* [STATED GOAL] All of the records below must be output exactly, with no pictures carried over.
····················
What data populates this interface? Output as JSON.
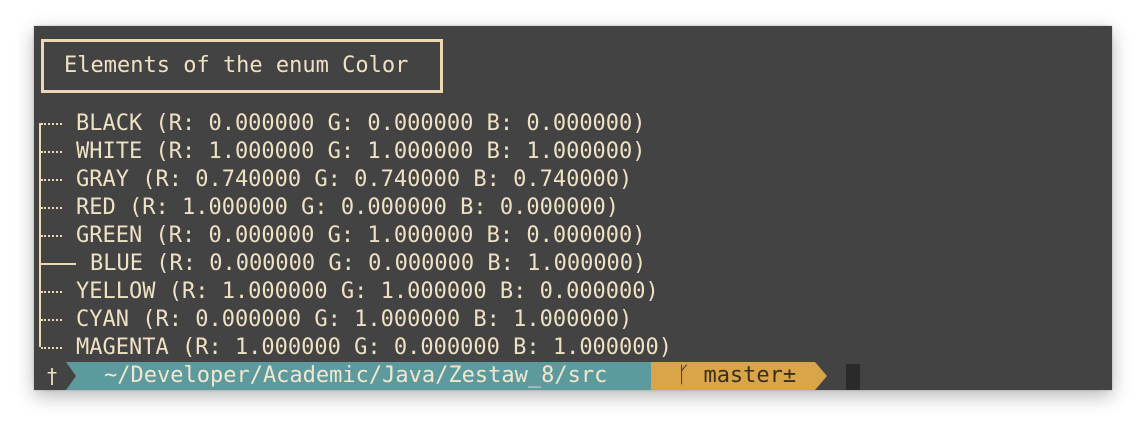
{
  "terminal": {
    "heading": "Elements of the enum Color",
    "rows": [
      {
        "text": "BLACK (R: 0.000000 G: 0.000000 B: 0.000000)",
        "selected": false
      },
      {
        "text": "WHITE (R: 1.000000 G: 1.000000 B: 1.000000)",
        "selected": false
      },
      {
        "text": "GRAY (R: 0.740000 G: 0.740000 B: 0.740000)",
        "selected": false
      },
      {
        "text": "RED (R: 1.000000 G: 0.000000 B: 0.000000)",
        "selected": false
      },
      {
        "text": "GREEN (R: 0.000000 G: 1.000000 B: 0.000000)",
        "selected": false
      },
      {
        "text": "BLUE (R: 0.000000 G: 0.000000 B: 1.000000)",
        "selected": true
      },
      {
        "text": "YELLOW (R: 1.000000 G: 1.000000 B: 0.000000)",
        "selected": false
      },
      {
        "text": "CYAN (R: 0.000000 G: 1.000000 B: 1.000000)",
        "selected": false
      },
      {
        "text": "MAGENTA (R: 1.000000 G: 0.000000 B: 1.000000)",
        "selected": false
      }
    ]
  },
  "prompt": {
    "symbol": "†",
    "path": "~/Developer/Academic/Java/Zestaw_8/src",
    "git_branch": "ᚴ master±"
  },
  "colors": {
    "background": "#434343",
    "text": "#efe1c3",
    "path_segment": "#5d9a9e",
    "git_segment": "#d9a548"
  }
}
····················
* [RESPONSE TO THE EXERCISE]
What data populates this interface? Output as JSON.
{
  "terminal": {
    "heading": "Elements of the enum Color",
    "rows": [
      {
        "text": "BLACK (R: 0.000000 G: 0.000000 B: 0.000000)",
        "selected": false
      },
      {
        "text": "WHITE (R: 1.000000 G: 1.000000 B: 1.000000)",
        "selected": false
      },
      {
        "text": "GRAY (R: 0.740000 G: 0.740000 B: 0.740000)",
        "selected": false
      },
      {
        "text": "RED (R: 1.000000 G: 0.000000 B: 0.000000)",
        "selected": false
      },
      {
        "text": "GREEN (R: 0.000000 G: 1.000000 B: 0.000000)",
        "selected": false
      },
      {
        "text": "BLUE (R: 0.000000 G: 0.000000 B: 1.000000)",
        "selected": true
      },
      {
        "text": "YELLOW (R: 1.000000 G: 1.000000 B: 0.000000)",
        "selected": false
      },
      {
        "text": "CYAN (R: 0.000000 G: 1.000000 B: 1.000000)",
        "selected": false
      },
      {
        "text": "MAGENTA (R: 1.000000 G: 0.000000 B: 1.000000)",
        "selected": false
      }
    ]
  },
  "prompt": {
    "symbol": "†",
    "path": "~/Developer/Academic/Java/Zestaw_8/src",
    "git_branch": "ᚴ master±"
  },
  "colors": {
    "background": "#434343",
    "text": "#efe1c3",
    "path_segment": "#5d9a9e",
    "git_segment": "#d9a548"
  }
}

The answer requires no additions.